**BRIEF**
Scan the material below for the string "title", and copy every line where it shows up.

◆ ◆ ◆ ◆

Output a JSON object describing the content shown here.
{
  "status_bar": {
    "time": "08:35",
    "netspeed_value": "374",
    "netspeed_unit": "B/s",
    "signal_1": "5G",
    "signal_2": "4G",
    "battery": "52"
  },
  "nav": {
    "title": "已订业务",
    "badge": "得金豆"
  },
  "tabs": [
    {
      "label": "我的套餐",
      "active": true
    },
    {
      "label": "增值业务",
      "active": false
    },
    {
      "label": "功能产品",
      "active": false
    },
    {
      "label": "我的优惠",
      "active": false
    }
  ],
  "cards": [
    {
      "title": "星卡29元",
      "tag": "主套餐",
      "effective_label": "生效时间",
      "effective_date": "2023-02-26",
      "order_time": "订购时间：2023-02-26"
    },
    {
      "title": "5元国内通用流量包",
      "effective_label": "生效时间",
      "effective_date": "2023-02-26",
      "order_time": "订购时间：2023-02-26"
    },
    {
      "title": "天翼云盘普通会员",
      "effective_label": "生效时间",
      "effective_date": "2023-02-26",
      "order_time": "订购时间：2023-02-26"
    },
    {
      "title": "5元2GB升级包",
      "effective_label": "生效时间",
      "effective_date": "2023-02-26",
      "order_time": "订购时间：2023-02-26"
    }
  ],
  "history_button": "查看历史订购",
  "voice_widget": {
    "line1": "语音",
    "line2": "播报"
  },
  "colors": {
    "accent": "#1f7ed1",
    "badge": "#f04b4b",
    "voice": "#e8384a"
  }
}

◆ ◆ ◆ ◆

**RESULT OF THE EXERCISE**
    "title": "已订业务",
      "title": "星卡29元",
      "title": "5元国内通用流量包",
      "title": "天翼云盘普通会员",
      "title": "5元2GB升级包",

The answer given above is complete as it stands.